**Required work:** Output the entries verbatim, including every line.

**Data records:**
☆ ☆ ☆ ☆
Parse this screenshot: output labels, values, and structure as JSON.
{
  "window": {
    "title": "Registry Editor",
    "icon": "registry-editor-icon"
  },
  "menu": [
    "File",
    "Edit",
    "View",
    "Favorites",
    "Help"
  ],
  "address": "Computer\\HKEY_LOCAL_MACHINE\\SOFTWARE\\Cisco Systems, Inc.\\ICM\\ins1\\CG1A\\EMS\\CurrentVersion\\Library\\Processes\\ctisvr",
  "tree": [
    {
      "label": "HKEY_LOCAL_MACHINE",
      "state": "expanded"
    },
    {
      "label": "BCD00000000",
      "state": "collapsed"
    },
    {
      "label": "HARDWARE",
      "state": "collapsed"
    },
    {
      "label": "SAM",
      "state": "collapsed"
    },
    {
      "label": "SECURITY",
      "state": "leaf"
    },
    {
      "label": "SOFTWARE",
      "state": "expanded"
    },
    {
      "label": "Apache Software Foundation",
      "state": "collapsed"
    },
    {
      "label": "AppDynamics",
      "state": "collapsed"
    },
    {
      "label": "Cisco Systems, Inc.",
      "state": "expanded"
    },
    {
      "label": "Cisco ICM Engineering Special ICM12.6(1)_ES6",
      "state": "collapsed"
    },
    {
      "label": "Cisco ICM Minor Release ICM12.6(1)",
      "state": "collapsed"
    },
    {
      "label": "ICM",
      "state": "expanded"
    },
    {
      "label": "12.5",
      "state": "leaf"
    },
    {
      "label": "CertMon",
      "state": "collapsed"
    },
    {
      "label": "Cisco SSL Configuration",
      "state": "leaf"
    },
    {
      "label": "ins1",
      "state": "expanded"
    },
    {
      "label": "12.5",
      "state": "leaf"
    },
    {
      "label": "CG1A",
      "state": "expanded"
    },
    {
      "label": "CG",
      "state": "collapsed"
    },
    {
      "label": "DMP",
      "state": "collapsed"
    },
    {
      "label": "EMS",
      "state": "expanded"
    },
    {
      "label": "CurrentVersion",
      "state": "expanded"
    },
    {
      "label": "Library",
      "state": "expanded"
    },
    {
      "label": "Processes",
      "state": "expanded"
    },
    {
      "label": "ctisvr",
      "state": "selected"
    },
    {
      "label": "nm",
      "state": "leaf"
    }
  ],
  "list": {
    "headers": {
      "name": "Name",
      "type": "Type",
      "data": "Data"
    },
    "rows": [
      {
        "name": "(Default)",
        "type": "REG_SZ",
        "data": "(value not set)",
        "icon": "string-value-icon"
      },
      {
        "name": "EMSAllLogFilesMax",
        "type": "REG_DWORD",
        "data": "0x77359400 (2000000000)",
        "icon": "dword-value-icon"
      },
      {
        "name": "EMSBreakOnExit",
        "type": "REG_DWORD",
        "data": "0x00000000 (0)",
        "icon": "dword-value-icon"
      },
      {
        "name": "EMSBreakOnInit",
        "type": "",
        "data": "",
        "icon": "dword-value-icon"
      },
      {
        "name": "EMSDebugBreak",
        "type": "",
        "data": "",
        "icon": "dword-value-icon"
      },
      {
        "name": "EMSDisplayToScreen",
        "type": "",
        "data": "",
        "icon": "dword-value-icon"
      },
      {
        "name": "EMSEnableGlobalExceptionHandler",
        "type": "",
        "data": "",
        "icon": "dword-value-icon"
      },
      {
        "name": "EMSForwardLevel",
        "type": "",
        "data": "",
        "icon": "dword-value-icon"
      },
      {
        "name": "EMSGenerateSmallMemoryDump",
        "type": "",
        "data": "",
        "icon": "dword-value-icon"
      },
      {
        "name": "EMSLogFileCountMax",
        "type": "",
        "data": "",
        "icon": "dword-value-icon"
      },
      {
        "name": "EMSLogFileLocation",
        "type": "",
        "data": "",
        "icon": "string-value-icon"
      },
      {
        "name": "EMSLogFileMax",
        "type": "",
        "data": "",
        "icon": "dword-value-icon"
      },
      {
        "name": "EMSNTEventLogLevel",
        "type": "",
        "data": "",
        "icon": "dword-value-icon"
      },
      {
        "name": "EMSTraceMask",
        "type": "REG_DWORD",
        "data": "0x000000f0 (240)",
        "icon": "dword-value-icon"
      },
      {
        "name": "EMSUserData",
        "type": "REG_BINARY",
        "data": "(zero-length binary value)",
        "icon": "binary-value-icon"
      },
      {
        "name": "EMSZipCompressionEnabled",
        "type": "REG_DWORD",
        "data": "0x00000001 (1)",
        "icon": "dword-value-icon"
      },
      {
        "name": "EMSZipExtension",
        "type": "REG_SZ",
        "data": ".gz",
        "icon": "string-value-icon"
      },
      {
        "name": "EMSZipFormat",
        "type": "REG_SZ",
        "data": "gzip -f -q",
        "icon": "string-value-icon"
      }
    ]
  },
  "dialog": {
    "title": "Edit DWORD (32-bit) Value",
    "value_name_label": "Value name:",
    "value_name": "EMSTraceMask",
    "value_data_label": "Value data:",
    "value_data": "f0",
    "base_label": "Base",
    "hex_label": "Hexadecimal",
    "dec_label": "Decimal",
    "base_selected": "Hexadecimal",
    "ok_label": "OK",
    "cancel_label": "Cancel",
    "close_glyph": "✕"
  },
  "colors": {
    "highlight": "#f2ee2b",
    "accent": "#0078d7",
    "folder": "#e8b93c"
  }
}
☆ ☆ ☆ ☆
**Task solution:**
Parse this screenshot: output labels, values, and structure as JSON.
{
  "window": {
    "title": "Registry Editor",
    "icon": "registry-editor-icon"
  },
  "menu": [
    "File",
    "Edit",
    "View",
    "Favorites",
    "Help"
  ],
  "address": "Computer\\HKEY_LOCAL_MACHINE\\SOFTWARE\\Cisco Systems, Inc.\\ICM\\ins1\\CG1A\\EMS\\CurrentVersion\\Library\\Processes\\ctisvr",
  "tree": [
    {
      "label": "HKEY_LOCAL_MACHINE",
      "state": "expanded"
    },
    {
      "label": "BCD00000000",
      "state": "collapsed"
    },
    {
      "label": "HARDWARE",
      "state": "collapsed"
    },
    {
      "label": "SAM",
      "state": "collapsed"
    },
    {
      "label": "SECURITY",
      "state": "leaf"
    },
    {
      "label": "SOFTWARE",
      "state": "expanded"
    },
    {
      "label": "Apache Software Foundation",
      "state": "collapsed"
    },
    {
      "label": "AppDynamics",
      "state": "collapsed"
    },
    {
      "label": "Cisco Systems, Inc.",
      "state": "expanded"
    },
    {
      "label": "Cisco ICM Engineering Special ICM12.6(1)_ES6",
      "state": "collapsed"
    },
    {
      "label": "Cisco ICM Minor Release ICM12.6(1)",
      "state": "collapsed"
    },
    {
      "label": "ICM",
      "state": "expanded"
    },
    {
      "label": "12.5",
      "state": "leaf"
    },
    {
      "label": "CertMon",
      "state": "collapsed"
    },
    {
      "label": "Cisco SSL Configuration",
      "state": "leaf"
    },
    {
      "label": "ins1",
      "state": "expanded"
    },
    {
      "label": "12.5",
      "state": "leaf"
    },
    {
      "label": "CG1A",
      "state": "expanded"
    },
    {
      "label": "CG",
      "state": "collapsed"
    },
    {
      "label": "DMP",
      "state": "collapsed"
    },
    {
      "label": "EMS",
      "state": "expanded"
    },
    {
      "label": "CurrentVersion",
      "state": "expanded"
    },
    {
      "label": "Library",
      "state": "expanded"
    },
    {
      "label": "Processes",
      "state": "expanded"
    },
    {
      "label": "ctisvr",
      "state": "selected"
    },
    {
      "label": "nm",
      "state": "leaf"
    }
  ],
  "list": {
    "headers": {
      "name": "Name",
      "type": "Type",
      "data": "Data"
    },
    "rows": [
      {
        "name": "(Default)",
        "type": "REG_SZ",
        "data": "(value not set)",
        "icon": "string-value-icon"
      },
      {
        "name": "EMSAllLogFilesMax",
        "type": "REG_DWORD",
        "data": "0x77359400 (2000000000)",
        "icon": "dword-value-icon"
      },
      {
        "name": "EMSBreakOnExit",
        "type": "REG_DWORD",
        "data": "0x00000000 (0)",
        "icon": "dword-value-icon"
      },
      {
        "name": "EMSBreakOnInit",
        "type": "",
        "data": "",
        "icon": "dword-value-icon"
      },
      {
        "name": "EMSDebugBreak",
        "type": "",
        "data": "",
        "icon": "dword-value-icon"
      },
      {
        "name": "EMSDisplayToScreen",
        "type": "",
        "data": "",
        "icon": "dword-value-icon"
      },
      {
        "name": "EMSEnableGlobalExceptionHandler",
        "type": "",
        "data": "",
        "icon": "dword-value-icon"
      },
      {
        "name": "EMSForwardLevel",
        "type": "",
        "data": "",
        "icon": "dword-value-icon"
      },
      {
        "name": "EMSGenerateSmallMemoryDump",
        "type": "",
        "data": "",
        "icon": "dword-value-icon"
      },
      {
        "name": "EMSLogFileCountMax",
        "type": "",
        "data": "",
        "icon": "dword-value-icon"
      },
      {
        "name": "EMSLogFileLocation",
        "type": "",
        "data": "",
        "icon": "string-value-icon"
      },
      {
        "name": "EMSLogFileMax",
        "type": "",
        "data": "",
        "icon": "dword-value-icon"
      },
      {
        "name": "EMSNTEventLogLevel",
        "type": "",
        "data": "",
        "icon": "dword-value-icon"
      },
      {
        "name": "EMSTraceMask",
        "type": "REG_DWORD",
        "data": "0x000000f0 (240)",
        "icon": "dword-value-icon"
      },
      {
        "name": "EMSUserData",
        "type": "REG_BINARY",
        "data": "(zero-length binary value)",
        "icon": "binary-value-icon"
      },
      {
        "name": "EMSZipCompressionEnabled",
        "type": "REG_DWORD",
        "data": "0x00000001 (1)",
        "icon": "dword-value-icon"
      },
      {
        "name": "EMSZipExtension",
        "type": "REG_SZ",
        "data": ".gz",
        "icon": "string-value-icon"
      },
      {
        "name": "EMSZipFormat",
        "type": "REG_SZ",
        "data": "gzip -f -q",
        "icon": "string-value-icon"
      }
    ]
  },
  "dialog": {
    "title": "Edit DWORD (32-bit) Value",
    "value_name_label": "Value name:",
    "value_name": "EMSTraceMask",
    "value_data_label": "Value data:",
    "value_data": "f0",
    "base_label": "Base",
    "hex_label": "Hexadecimal",
    "dec_label": "Decimal",
    "base_selected": "Hexadecimal",
    "ok_label": "OK",
    "cancel_label": "Cancel",
    "close_glyph": "✕"
  },
  "colors": {
    "highlight": "#f2ee2b",
    "accent": "#0078d7",
    "folder": "#e8b93c"
  }
}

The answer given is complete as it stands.